This leaves only libSDL2-2.0.so.0 as a required library. Just copying the file into the same directory as our file won't work, though. By default, Linux doesn't look in the current directory (or the same directory as the current binary) for libraries. There are a couple of ways to work around this. The simplest one is to use the LD_LIBRARY_PATH environment variable. You can set this to a list of extra paths to search for libraries. Having a script that sets this and runs your game is one way of fixing the library problem:

#!/bin/sh
LD_LIBRARY_PATH=.:$LD_LIBRARY_PATH
./handmadehero
This is useful, as there are often other things you might want to do in such a script. On the other hand, it's quite an ugly solution, and requires the current directory to be set correctly (though you could always do that in the script). Another technique is to use the RPATH linker option. This embeds an extra search path for libraries into the executable. So, if we were to add -Wl,-rpath,'$ORIGIN' to our build path, it would search the same directory as the binary. The -Wl part lets gcc know that the next commands (separated by commas) should be passed to the linker. -rpath tells the linker that we want to embed a library path, and '$ORIGIN' is a special variable that expands to whichever directory the executable is in.

Compile again, and if we look with objdump at our new executable, there's a new header in the Dynamic Section

  RPATH                $ORIGIN
Our program will now try to read libraries from its own directory first. Sweet! One thing we might want to do, if we want to put our 32-bit and 64-bit binaries in the same directory is to give them each a different library directory. One way to handle this is to put the 32-bit libSDL2-2.0.so.0 file in an x86 directory, and give our 32-bit binary the $ORIGIN/x86 RPATH. Similarly, for 64-bit we can have an x86_64 directory and the $ORIGIN/x86_64 RPATH.

The Symbol Versioning Nightmare

If you try to run a program which was compiled against a newer version of the C runtime library than the one you have installed, you might get an error: version `GLIBC_2.15' not found This is because (along with a small number of other system libraries), the GNU C Library uses something called Symbol Versioning, which allows several different versions of functions to be included in the same library. The idea behind this is was to ensure that programs which relied on the older behaviour of functions would still work when linked against newer versions of the library. On the other hand, if our program wants to use newer versions than the ones installed, the program will quit with the above error.

We can check what symbol versions are used with objdump -p as well: they're found under the Version References header:

Version References:
  required from libm.so.6:
    0x09691a75 0x00 04 GLIBC_2.2.5
  required from libc.so.6:
    0x06969194 0x00 05 GLIBC_2.14
    0x0d696914 0x00 03 GLIBC_2.4
    0x09691a75 0x00 02 GLIBC_2.2.5
These days, you're usually safe with requiring functions tagged GLIBC_2.15 or earlier, so we're okay for now. We have to keep checking, though, as it's entirely possible we'll call functions with newer versions later. Let's look at how we would work around the problem.

**EXERCISE REQUIREMENTS:**
(a) Say whether each statement agrees with the passage on Linux libraries, answering yes or no and quoting the words of the passage that decide it: (i) By default, Linux looks in the current directory for libraries. (ii) '$ORIGIN' expands to the directory the executable is in. (iii) Symbol versions can be checked with objdump -p.
(b) Retype the part of the passage on Linux libraries between "Compile again, and" and "the $ORIGIN/x86_64 RPATH.", inclusive.

[Annotated listings of elements]
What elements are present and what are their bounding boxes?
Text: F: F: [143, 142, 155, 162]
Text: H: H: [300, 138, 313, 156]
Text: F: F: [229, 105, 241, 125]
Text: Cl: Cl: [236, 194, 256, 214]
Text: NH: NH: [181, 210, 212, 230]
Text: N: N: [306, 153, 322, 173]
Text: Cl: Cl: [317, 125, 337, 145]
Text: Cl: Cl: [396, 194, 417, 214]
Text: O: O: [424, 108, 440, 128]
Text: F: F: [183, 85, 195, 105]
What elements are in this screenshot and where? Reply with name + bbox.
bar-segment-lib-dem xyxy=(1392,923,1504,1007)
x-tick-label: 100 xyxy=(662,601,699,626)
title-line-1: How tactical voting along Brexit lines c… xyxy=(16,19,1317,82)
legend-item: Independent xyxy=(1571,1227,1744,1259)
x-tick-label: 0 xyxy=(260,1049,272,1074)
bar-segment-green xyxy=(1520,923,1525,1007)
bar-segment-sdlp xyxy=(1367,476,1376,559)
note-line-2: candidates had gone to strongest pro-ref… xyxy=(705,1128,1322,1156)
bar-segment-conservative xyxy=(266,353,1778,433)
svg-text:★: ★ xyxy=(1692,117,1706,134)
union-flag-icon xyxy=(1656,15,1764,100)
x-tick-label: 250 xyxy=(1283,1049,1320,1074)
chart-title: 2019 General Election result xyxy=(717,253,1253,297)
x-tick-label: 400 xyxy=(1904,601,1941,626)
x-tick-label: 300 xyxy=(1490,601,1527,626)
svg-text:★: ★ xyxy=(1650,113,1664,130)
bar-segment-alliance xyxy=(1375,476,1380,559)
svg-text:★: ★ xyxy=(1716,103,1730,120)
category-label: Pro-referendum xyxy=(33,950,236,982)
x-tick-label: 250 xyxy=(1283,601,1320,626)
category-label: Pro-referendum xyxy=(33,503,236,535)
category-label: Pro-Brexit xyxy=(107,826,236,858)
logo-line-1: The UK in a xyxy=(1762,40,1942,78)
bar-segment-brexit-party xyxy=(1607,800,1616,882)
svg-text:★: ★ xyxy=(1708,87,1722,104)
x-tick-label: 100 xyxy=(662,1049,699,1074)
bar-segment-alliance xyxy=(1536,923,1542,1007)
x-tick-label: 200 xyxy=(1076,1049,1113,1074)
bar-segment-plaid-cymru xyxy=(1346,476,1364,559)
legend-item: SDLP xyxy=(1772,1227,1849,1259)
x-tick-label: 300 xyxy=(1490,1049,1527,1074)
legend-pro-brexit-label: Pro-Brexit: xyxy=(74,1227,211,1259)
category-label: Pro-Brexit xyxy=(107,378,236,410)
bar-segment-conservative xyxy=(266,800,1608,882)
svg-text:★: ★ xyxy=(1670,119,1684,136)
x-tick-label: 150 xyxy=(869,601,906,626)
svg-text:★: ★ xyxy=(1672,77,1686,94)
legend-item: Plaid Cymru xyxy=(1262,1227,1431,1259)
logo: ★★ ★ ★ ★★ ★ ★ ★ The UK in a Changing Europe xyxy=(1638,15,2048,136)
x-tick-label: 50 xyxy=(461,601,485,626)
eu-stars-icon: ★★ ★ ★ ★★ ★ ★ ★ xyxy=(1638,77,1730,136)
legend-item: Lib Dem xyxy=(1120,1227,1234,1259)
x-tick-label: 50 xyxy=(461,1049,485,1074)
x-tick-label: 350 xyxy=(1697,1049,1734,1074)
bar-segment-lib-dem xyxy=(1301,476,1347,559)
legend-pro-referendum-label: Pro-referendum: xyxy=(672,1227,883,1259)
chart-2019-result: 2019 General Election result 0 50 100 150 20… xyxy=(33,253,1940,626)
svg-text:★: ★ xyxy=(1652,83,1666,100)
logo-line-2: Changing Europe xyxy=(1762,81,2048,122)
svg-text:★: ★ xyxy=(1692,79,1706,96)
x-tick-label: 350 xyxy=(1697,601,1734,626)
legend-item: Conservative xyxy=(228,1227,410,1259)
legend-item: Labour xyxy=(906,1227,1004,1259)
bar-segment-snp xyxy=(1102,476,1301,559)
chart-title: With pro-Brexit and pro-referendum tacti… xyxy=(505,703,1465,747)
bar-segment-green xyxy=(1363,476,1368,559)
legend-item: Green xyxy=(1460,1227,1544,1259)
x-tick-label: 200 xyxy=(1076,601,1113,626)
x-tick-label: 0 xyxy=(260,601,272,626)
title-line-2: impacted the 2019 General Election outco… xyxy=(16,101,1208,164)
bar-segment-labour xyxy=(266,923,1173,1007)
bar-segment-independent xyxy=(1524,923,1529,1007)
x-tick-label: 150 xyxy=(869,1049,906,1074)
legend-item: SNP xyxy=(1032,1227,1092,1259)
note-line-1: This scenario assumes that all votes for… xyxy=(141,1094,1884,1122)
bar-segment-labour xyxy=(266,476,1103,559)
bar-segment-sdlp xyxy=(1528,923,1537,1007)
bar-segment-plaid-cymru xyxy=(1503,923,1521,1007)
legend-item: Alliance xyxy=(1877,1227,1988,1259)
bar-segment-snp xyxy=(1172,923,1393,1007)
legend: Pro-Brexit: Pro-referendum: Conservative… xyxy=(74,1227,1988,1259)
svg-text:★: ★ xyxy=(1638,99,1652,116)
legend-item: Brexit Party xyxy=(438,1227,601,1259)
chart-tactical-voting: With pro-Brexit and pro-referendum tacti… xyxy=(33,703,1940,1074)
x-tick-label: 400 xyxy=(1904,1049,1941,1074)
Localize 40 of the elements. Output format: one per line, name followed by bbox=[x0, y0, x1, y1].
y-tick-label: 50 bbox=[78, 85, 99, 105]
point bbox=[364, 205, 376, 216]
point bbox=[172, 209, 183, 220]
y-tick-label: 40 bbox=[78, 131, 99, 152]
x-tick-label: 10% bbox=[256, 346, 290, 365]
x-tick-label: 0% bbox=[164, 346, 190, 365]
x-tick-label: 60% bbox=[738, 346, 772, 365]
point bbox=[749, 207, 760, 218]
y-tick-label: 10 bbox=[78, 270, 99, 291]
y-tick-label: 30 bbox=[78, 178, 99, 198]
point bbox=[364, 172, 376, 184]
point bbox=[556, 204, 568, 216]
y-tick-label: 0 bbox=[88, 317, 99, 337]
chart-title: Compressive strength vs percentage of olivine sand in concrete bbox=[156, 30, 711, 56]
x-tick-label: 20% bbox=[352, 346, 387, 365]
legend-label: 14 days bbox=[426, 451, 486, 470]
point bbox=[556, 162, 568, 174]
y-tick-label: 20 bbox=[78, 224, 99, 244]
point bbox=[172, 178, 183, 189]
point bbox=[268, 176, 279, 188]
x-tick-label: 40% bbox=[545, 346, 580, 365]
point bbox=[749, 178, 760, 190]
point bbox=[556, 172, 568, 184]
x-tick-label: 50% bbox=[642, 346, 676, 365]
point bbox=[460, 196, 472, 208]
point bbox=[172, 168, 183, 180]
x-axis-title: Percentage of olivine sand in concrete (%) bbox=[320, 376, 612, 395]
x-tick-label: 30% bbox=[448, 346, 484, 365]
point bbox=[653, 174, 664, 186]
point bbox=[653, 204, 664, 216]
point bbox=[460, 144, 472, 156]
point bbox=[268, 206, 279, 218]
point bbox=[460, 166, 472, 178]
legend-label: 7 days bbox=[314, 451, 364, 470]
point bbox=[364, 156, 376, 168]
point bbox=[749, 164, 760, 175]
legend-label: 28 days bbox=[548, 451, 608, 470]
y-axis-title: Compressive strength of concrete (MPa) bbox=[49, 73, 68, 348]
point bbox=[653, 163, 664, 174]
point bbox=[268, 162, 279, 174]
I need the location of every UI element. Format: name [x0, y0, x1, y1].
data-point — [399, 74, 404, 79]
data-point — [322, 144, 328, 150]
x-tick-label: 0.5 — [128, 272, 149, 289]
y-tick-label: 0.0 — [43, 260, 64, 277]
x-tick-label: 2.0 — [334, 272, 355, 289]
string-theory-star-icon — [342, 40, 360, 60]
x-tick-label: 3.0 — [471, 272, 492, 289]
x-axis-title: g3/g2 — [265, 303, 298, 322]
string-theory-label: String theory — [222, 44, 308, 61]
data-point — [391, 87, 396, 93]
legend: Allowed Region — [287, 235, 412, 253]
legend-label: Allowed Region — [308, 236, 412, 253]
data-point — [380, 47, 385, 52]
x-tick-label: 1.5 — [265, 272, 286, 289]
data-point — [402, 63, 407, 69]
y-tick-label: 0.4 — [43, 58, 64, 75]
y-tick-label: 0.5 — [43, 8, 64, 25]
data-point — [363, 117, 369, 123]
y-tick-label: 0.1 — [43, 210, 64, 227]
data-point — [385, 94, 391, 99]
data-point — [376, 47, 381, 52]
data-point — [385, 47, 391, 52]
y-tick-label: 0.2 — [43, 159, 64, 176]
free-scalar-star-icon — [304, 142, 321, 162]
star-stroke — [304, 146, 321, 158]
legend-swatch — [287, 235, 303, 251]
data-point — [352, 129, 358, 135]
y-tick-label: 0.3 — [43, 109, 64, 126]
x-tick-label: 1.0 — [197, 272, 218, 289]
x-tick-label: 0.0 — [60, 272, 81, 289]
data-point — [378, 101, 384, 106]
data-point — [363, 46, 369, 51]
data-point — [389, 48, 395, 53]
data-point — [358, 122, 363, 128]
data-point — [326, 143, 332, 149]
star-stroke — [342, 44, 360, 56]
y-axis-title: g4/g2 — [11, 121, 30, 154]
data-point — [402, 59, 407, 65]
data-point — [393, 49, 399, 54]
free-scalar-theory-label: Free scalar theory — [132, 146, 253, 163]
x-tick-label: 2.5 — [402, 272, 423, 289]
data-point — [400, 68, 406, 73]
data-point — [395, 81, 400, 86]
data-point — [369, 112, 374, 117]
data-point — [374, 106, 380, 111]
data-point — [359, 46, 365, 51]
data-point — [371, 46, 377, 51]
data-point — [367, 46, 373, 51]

**THE SOLUTIONS:**
(a)
(i) No: "By default, Linux doesn't look in the current directory (or the same directory as the current binary) for libraries."
(ii) Yes: "'$ORIGIN' is a special variable that expands to whichever directory the executable is in."
(iii) Yes: "We can check what symbol versions are used with objdump -p as well"

(b)
Compile again, and if we look with objdump at our new executable, there's a new header in the Dynamic Section

  RPATH                $ORIGIN
Our program will now try to read libraries from its own directory first. Sweet! One thing we might want to do, if we want to put our 32-bit and 64-bit binaries in the same directory is to give them each a different library directory. One way to handle this is to put the 32-bit libSDL2-2.0.so.0 file in an x86 directory, and give our 32-bit binary the $ORIGIN/x86 RPATH. Similarly, for 64-bit we can have an x86_64 directory and the $ORIGIN/x86_64 RPATH.